━━ Data provided ━━

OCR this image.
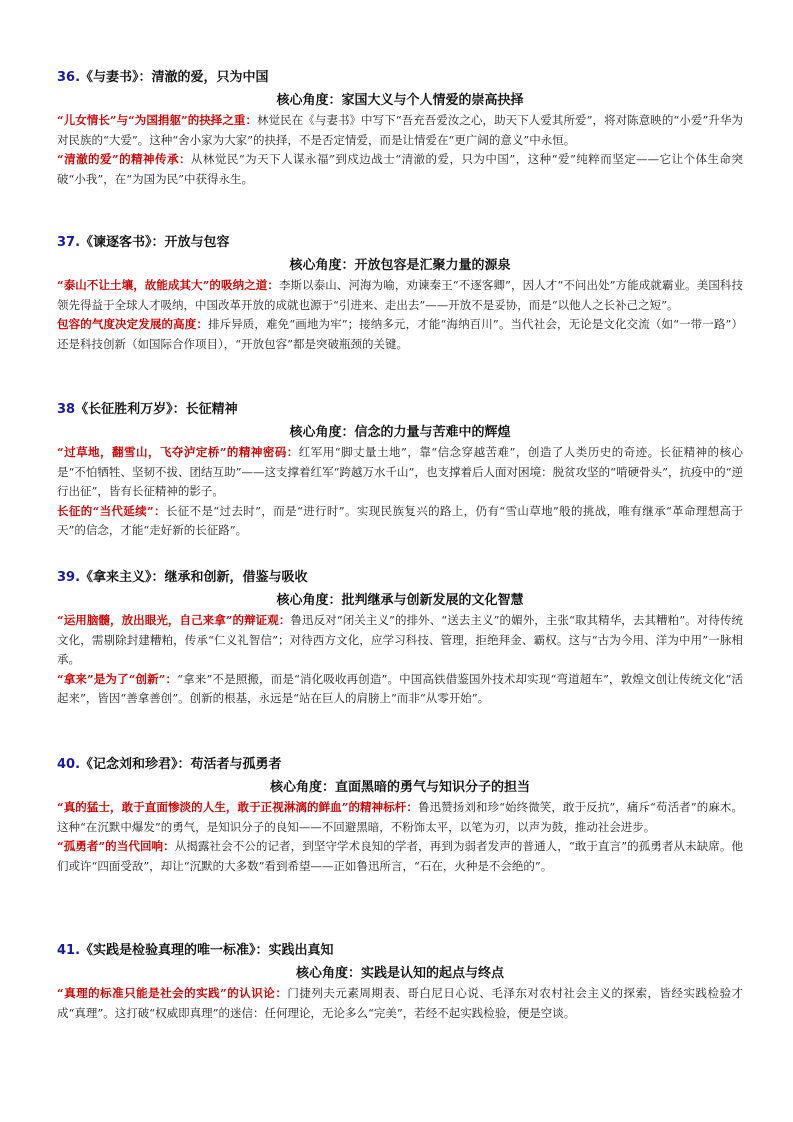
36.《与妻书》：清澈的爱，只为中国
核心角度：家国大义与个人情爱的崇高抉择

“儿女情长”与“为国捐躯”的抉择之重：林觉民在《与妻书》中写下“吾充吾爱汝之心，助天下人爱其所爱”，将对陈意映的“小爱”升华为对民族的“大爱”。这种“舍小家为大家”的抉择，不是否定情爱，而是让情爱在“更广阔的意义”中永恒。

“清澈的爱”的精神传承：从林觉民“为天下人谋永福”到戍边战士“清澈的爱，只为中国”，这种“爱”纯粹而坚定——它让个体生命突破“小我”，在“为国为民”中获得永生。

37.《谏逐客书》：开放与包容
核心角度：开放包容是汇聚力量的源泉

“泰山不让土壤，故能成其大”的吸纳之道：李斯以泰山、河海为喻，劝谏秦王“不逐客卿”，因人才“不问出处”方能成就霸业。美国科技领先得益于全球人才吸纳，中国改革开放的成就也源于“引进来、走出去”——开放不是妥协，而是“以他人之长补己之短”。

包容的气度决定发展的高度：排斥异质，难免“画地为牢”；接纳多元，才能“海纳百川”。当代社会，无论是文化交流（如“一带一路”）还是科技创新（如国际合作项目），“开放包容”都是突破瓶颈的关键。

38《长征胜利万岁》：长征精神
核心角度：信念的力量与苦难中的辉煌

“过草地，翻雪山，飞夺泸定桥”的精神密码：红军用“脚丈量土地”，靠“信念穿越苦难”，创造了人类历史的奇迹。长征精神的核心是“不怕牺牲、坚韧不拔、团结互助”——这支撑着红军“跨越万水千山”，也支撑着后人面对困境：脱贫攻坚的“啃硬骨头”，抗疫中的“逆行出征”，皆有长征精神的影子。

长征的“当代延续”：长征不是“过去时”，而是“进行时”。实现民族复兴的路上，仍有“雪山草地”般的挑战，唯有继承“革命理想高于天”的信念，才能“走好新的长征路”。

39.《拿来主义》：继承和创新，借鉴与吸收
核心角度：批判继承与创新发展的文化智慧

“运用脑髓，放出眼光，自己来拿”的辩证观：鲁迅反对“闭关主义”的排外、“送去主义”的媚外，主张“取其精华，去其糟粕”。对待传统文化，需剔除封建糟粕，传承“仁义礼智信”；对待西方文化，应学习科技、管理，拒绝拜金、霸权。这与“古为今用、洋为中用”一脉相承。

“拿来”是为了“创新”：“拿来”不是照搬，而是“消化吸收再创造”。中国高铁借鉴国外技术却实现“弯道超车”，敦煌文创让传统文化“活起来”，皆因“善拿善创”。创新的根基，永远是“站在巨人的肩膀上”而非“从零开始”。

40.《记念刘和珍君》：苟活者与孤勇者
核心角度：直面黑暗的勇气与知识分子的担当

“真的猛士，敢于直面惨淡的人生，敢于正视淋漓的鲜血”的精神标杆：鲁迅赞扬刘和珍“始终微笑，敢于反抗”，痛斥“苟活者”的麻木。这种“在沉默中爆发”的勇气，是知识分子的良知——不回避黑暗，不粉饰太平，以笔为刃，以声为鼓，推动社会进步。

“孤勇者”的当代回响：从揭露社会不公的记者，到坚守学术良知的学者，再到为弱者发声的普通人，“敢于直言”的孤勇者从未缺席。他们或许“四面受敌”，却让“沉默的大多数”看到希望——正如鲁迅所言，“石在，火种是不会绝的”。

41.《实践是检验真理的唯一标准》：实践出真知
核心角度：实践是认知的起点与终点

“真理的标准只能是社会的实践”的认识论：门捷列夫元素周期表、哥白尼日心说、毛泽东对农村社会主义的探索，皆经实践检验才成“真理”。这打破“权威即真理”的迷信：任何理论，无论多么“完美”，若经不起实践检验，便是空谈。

━━━
━━ Data provided ━━

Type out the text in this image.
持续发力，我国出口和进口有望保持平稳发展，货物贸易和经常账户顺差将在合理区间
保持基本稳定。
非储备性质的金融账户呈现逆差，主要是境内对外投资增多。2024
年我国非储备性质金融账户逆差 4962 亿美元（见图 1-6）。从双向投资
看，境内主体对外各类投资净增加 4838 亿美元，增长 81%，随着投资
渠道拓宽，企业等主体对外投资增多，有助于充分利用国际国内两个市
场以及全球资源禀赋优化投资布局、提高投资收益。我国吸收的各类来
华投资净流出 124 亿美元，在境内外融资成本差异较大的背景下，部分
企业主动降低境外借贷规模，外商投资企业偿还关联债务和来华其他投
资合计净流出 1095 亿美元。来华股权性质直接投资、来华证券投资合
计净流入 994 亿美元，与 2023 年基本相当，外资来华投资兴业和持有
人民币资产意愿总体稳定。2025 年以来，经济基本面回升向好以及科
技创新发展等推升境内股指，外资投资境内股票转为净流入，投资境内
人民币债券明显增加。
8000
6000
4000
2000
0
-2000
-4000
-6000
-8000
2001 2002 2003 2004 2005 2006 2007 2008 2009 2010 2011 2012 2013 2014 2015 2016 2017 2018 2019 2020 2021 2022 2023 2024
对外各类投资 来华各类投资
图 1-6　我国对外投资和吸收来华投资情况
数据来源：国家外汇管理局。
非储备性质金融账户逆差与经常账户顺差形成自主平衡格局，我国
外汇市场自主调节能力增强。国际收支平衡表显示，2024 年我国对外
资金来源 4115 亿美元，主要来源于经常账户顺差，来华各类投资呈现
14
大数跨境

━━━

#### [Exercise directions]
Find the lines holding "核心角度" and list every one.

#### [Answer for the task]
核心角度：家国大义与个人情爱的崇高抉择
核心角度：开放包容是汇聚力量的源泉
核心角度：信念的力量与苦难中的辉煌
核心角度：批判继承与创新发展的文化智慧
核心角度：直面黑暗的勇气与知识分子的担当
核心角度：实践是认知的起点与终点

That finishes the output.